**Records shown:**
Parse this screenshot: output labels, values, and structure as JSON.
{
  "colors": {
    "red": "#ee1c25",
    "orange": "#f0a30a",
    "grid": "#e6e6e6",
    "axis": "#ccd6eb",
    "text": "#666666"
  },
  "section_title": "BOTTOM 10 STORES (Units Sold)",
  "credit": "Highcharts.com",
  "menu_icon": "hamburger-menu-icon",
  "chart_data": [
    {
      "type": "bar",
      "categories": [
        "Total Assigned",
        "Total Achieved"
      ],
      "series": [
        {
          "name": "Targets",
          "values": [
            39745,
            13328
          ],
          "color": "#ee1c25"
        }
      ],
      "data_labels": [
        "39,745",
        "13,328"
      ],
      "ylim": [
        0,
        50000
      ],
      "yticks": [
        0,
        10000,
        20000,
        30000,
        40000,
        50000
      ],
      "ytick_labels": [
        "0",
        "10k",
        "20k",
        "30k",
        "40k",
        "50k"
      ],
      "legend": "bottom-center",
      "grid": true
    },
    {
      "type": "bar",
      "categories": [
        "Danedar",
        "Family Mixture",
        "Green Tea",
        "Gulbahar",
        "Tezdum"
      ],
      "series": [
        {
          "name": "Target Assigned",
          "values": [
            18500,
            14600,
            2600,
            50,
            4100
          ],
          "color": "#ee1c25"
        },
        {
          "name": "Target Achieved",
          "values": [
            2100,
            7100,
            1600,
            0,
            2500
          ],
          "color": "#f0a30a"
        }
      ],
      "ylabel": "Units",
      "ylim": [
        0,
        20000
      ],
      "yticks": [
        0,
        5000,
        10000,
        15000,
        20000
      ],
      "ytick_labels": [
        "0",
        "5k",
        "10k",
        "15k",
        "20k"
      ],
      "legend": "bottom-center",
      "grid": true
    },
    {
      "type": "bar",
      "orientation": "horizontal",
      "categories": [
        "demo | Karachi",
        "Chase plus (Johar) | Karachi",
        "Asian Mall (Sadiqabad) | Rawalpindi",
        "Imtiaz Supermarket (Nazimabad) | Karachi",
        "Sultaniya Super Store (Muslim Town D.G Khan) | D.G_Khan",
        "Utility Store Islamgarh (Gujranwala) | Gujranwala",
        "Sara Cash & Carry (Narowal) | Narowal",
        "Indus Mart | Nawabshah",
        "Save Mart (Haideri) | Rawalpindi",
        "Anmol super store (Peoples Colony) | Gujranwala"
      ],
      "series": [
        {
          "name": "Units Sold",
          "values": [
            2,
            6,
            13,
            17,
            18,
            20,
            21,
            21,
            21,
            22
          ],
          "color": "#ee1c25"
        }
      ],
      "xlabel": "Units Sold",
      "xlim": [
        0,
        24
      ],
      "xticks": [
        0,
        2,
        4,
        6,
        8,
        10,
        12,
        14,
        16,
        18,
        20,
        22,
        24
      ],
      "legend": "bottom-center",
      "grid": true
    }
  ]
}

**Your objective:**
Only lines with the word "Gujranwala" should be collected from the material.

**Complete response:**
        "Utility Store Islamgarh (Gujranwala) | Gujranwala",
        "Anmol super store (Peoples Colony) | Gujranwala"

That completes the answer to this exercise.